DATA ENTRIES
-- Begin --

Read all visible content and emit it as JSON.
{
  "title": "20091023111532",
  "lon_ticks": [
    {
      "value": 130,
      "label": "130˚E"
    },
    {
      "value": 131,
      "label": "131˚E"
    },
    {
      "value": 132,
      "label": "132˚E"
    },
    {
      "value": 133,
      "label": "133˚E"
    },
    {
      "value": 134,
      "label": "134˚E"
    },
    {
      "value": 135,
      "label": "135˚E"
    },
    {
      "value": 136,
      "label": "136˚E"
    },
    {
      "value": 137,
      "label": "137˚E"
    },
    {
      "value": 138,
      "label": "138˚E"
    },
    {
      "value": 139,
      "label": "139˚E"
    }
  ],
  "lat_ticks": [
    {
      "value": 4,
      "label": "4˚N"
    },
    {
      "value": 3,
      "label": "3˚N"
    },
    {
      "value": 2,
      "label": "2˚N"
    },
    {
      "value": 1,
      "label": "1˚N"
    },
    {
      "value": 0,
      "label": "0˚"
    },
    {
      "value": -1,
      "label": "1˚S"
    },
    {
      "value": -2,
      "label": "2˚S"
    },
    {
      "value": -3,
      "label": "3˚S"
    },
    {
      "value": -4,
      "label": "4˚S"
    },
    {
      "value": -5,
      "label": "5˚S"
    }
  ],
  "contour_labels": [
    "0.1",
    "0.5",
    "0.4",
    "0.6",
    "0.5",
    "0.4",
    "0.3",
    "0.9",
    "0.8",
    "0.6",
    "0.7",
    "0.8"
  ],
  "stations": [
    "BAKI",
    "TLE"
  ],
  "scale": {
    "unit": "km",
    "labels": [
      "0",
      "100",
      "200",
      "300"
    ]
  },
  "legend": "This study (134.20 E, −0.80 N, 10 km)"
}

-- End --

PROBLEM
Reproduce the listing above word for word.

WRITTEN ANSWER
Read all visible content and emit it as JSON.
{
  "title": "20091023111532",
  "lon_ticks": [
    {
      "value": 130,
      "label": "130˚E"
    },
    {
      "value": 131,
      "label": "131˚E"
    },
    {
      "value": 132,
      "label": "132˚E"
    },
    {
      "value": 133,
      "label": "133˚E"
    },
    {
      "value": 134,
      "label": "134˚E"
    },
    {
      "value": 135,
      "label": "135˚E"
    },
    {
      "value": 136,
      "label": "136˚E"
    },
    {
      "value": 137,
      "label": "137˚E"
    },
    {
      "value": 138,
      "label": "138˚E"
    },
    {
      "value": 139,
      "label": "139˚E"
    }
  ],
  "lat_ticks": [
    {
      "value": 4,
      "label": "4˚N"
    },
    {
      "value": 3,
      "label": "3˚N"
    },
    {
      "value": 2,
      "label": "2˚N"
    },
    {
      "value": 1,
      "label": "1˚N"
    },
    {
      "value": 0,
      "label": "0˚"
    },
    {
      "value": -1,
      "label": "1˚S"
    },
    {
      "value": -2,
      "label": "2˚S"
    },
    {
      "value": -3,
      "label": "3˚S"
    },
    {
      "value": -4,
      "label": "4˚S"
    },
    {
      "value": -5,
      "label": "5˚S"
    }
  ],
  "contour_labels": [
    "0.1",
    "0.5",
    "0.4",
    "0.6",
    "0.5",
    "0.4",
    "0.3",
    "0.9",
    "0.8",
    "0.6",
    "0.7",
    "0.8"
  ],
  "stations": [
    "BAKI",
    "TLE"
  ],
  "scale": {
    "unit": "km",
    "labels": [
      "0",
      "100",
      "200",
      "300"
    ]
  },
  "legend": "This study (134.20 E, −0.80 N, 10 km)"
}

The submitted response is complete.